---------- DATA PROVIDED ----------

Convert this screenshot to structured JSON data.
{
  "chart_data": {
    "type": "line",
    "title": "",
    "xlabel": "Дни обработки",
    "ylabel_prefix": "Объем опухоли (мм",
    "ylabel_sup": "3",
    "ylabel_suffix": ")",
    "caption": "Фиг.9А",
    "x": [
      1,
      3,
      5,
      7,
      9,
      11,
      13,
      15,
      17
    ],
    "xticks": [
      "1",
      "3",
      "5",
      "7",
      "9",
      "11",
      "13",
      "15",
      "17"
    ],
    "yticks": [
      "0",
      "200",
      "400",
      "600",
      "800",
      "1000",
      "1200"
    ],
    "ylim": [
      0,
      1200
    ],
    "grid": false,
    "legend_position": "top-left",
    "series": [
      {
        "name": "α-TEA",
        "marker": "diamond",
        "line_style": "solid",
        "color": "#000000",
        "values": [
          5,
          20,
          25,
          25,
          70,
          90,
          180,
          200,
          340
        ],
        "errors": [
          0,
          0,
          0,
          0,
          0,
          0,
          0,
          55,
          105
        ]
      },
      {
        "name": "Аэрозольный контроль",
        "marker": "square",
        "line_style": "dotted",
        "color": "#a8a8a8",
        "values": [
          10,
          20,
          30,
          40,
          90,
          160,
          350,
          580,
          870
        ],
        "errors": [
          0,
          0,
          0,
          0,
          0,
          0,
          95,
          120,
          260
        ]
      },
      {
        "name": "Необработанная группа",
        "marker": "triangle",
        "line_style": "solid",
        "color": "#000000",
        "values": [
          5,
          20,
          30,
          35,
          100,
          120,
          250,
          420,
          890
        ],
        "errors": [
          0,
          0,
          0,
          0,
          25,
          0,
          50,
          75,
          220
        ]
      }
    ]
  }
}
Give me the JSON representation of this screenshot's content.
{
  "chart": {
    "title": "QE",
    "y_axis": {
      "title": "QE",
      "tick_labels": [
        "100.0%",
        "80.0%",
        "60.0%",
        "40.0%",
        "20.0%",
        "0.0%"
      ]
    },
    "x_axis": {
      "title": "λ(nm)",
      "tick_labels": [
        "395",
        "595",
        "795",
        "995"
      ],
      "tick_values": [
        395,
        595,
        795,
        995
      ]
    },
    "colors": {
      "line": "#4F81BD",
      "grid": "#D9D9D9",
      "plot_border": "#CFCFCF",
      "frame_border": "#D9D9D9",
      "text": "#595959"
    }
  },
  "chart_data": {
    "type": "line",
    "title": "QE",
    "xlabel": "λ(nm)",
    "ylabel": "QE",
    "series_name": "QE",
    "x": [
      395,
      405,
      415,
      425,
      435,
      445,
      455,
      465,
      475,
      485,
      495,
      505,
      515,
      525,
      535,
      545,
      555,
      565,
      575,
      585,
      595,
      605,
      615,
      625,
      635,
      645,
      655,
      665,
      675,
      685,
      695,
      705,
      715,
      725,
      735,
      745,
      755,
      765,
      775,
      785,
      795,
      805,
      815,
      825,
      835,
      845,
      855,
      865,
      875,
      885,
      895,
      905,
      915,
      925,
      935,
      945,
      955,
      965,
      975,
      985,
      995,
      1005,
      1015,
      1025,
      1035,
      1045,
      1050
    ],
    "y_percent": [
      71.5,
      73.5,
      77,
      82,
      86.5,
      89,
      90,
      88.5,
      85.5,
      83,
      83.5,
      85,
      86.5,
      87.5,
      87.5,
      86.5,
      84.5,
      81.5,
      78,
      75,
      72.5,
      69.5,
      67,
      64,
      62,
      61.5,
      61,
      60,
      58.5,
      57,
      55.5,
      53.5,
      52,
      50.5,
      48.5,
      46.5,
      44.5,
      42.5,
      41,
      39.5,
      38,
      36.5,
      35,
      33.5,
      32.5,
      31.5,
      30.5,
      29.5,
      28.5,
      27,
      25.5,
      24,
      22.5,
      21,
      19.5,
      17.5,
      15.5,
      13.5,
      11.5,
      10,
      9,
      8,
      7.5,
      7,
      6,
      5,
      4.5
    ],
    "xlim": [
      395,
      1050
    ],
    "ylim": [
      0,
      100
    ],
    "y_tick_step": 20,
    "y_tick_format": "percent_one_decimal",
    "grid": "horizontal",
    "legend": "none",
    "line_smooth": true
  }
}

----------

• [EXERCISE DIRECTIONS]
The entries above must be returned in full, exactly as shown.

• [EXERCISE SOLUTION]
Convert this screenshot to structured JSON data.
{
  "chart_data": {
    "type": "line",
    "title": "",
    "xlabel": "Дни обработки",
    "ylabel_prefix": "Объем опухоли (мм",
    "ylabel_sup": "3",
    "ylabel_suffix": ")",
    "caption": "Фиг.9А",
    "x": [
      1,
      3,
      5,
      7,
      9,
      11,
      13,
      15,
      17
    ],
    "xticks": [
      "1",
      "3",
      "5",
      "7",
      "9",
      "11",
      "13",
      "15",
      "17"
    ],
    "yticks": [
      "0",
      "200",
      "400",
      "600",
      "800",
      "1000",
      "1200"
    ],
    "ylim": [
      0,
      1200
    ],
    "grid": false,
    "legend_position": "top-left",
    "series": [
      {
        "name": "α-TEA",
        "marker": "diamond",
        "line_style": "solid",
        "color": "#000000",
        "values": [
          5,
          20,
          25,
          25,
          70,
          90,
          180,
          200,
          340
        ],
        "errors": [
          0,
          0,
          0,
          0,
          0,
          0,
          0,
          55,
          105
        ]
      },
      {
        "name": "Аэрозольный контроль",
        "marker": "square",
        "line_style": "dotted",
        "color": "#a8a8a8",
        "values": [
          10,
          20,
          30,
          40,
          90,
          160,
          350,
          580,
          870
        ],
        "errors": [
          0,
          0,
          0,
          0,
          0,
          0,
          95,
          120,
          260
        ]
      },
      {
        "name": "Необработанная группа",
        "marker": "triangle",
        "line_style": "solid",
        "color": "#000000",
        "values": [
          5,
          20,
          30,
          35,
          100,
          120,
          250,
          420,
          890
        ],
        "errors": [
          0,
          0,
          0,
          0,
          25,
          0,
          50,
          75,
          220
        ]
      }
    ]
  }
}
Give me the JSON representation of this screenshot's content.
{
  "chart": {
    "title": "QE",
    "y_axis": {
      "title": "QE",
      "tick_labels": [
        "100.0%",
        "80.0%",
        "60.0%",
        "40.0%",
        "20.0%",
        "0.0%"
      ]
    },
    "x_axis": {
      "title": "λ(nm)",
      "tick_labels": [
        "395",
        "595",
        "795",
        "995"
      ],
      "tick_values": [
        395,
        595,
        795,
        995
      ]
    },
    "colors": {
      "line": "#4F81BD",
      "grid": "#D9D9D9",
      "plot_border": "#CFCFCF",
      "frame_border": "#D9D9D9",
      "text": "#595959"
    }
  },
  "chart_data": {
    "type": "line",
    "title": "QE",
    "xlabel": "λ(nm)",
    "ylabel": "QE",
    "series_name": "QE",
    "x": [
      395,
      405,
      415,
      425,
      435,
      445,
      455,
      465,
      475,
      485,
      495,
      505,
      515,
      525,
      535,
      545,
      555,
      565,
      575,
      585,
      595,
      605,
      615,
      625,
      635,
      645,
      655,
      665,
      675,
      685,
      695,
      705,
      715,
      725,
      735,
      745,
      755,
      765,
      775,
      785,
      795,
      805,
      815,
      825,
      835,
      845,
      855,
      865,
      875,
      885,
      895,
      905,
      915,
      925,
      935,
      945,
      955,
      965,
      975,
      985,
      995,
      1005,
      1015,
      1025,
      1035,
      1045,
      1050
    ],
    "y_percent": [
      71.5,
      73.5,
      77,
      82,
      86.5,
      89,
      90,
      88.5,
      85.5,
      83,
      83.5,
      85,
      86.5,
      87.5,
      87.5,
      86.5,
      84.5,
      81.5,
      78,
      75,
      72.5,
      69.5,
      67,
      64,
      62,
      61.5,
      61,
      60,
      58.5,
      57,
      55.5,
      53.5,
      52,
      50.5,
      48.5,
      46.5,
      44.5,
      42.5,
      41,
      39.5,
      38,
      36.5,
      35,
      33.5,
      32.5,
      31.5,
      30.5,
      29.5,
      28.5,
      27,
      25.5,
      24,
      22.5,
      21,
      19.5,
      17.5,
      15.5,
      13.5,
      11.5,
      10,
      9,
      8,
      7.5,
      7,
      6,
      5,
      4.5
    ],
    "xlim": [
      395,
      1050
    ],
    "ylim": [
      0,
      100
    ],
    "y_tick_step": 20,
    "y_tick_format": "percent_one_decimal",
    "grid": "horizontal",
    "legend": "none",
    "line_smooth": true
  }
}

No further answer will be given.